# [TASK TO COMPLETE]
Count every line that includes the string "otrzymałeś" in the entries that follow. Nothing besides the number is needed.

[Figure record extracts]
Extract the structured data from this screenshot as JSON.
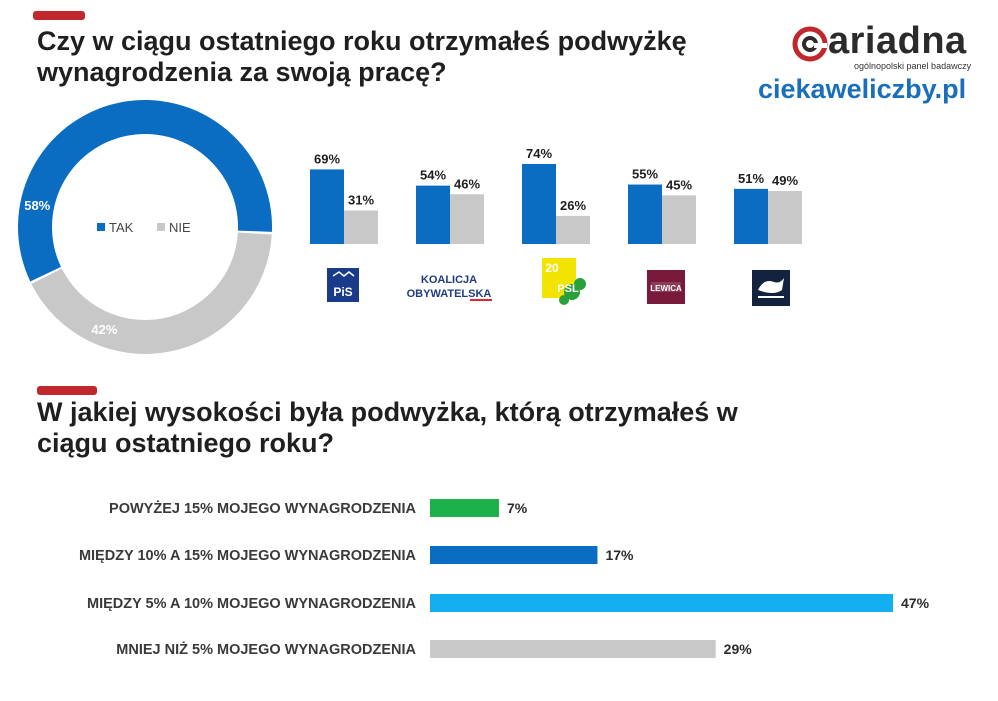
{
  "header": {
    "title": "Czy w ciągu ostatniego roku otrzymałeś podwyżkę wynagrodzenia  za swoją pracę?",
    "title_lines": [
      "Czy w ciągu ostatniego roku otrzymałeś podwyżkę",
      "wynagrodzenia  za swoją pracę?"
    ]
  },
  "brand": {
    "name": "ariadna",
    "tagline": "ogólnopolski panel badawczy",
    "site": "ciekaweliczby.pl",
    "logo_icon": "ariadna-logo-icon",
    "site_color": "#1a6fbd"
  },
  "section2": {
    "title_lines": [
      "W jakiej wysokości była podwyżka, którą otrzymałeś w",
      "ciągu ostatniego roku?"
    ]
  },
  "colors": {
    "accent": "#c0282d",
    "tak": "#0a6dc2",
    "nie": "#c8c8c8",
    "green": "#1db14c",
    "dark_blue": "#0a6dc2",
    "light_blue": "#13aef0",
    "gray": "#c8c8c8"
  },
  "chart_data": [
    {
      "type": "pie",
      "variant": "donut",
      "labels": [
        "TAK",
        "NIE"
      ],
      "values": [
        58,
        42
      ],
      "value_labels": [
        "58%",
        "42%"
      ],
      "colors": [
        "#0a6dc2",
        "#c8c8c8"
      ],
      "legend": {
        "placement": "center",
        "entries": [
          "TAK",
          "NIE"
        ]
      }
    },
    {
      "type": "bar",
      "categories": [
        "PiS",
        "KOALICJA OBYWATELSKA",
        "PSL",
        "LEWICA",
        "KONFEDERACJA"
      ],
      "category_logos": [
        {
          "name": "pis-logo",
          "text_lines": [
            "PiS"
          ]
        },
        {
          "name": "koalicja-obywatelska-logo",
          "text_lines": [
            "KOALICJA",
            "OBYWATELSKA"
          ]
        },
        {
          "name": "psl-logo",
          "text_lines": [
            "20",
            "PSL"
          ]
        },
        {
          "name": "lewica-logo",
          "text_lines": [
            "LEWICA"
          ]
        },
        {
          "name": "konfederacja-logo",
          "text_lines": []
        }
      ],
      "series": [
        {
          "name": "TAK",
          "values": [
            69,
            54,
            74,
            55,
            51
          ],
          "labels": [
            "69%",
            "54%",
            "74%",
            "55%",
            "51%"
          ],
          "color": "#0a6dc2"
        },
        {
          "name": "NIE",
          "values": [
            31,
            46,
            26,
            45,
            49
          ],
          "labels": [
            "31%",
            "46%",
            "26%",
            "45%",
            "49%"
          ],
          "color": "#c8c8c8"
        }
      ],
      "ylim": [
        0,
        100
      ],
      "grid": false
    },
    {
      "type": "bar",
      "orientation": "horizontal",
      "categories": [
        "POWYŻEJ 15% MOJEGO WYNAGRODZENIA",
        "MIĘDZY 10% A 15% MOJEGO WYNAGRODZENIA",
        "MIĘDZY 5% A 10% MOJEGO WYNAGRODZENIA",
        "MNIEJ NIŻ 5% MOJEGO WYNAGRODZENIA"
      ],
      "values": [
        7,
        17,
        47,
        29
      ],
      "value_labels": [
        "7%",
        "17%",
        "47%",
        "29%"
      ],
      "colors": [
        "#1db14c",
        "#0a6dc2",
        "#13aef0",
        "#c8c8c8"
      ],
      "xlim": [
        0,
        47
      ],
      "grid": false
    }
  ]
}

--

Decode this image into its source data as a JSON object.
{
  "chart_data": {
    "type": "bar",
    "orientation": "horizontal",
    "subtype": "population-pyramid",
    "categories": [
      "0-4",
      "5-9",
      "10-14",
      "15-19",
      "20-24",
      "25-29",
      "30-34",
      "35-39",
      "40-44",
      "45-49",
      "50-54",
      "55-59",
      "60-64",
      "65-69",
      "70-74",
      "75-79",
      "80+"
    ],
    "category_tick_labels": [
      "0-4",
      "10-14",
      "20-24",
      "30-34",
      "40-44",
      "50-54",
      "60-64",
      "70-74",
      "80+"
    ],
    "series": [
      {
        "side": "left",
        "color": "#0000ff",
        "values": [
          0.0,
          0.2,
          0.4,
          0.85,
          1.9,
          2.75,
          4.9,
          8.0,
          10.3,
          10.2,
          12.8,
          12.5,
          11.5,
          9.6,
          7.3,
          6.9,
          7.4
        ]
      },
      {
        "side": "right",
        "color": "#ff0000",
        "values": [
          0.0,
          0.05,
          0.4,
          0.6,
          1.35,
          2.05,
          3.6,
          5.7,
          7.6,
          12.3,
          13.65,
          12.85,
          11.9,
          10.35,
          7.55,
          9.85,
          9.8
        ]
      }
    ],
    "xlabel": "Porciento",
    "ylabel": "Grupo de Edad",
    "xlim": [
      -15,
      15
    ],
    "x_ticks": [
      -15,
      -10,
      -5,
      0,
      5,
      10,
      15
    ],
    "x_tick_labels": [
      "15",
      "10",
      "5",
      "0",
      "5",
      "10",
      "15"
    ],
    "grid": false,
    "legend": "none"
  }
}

# [RESULT]
3